◆ What to produce:
Check every line of the data below for the string "在销售团队绩效考核中的应用", and copy the ones that hold it.

================================

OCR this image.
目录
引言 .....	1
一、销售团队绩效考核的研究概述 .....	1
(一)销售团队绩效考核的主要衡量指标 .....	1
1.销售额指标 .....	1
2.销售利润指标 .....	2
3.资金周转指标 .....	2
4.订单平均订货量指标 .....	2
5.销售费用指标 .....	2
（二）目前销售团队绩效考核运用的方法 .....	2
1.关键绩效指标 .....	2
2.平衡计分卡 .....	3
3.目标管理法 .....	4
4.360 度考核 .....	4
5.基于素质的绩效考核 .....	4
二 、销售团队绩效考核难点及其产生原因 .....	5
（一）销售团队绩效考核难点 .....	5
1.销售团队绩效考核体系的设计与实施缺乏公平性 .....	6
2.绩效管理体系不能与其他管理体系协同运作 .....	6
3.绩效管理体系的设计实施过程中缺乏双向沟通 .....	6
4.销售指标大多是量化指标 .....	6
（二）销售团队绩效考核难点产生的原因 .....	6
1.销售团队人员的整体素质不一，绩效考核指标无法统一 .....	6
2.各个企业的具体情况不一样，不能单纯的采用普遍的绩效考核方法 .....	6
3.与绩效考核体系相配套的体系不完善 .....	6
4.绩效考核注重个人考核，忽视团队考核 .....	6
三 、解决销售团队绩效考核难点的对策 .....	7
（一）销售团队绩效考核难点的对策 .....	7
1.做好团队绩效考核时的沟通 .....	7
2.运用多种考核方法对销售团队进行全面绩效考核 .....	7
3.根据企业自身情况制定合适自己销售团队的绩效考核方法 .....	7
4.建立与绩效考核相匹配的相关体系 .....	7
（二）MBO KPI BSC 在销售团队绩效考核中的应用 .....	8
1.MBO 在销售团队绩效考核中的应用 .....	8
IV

================================

◆ Solution:
（二）MBO KPI BSC 在销售团队绩效考核中的应用 .....	8
1.MBO 在销售团队绩效考核中的应用 .....	8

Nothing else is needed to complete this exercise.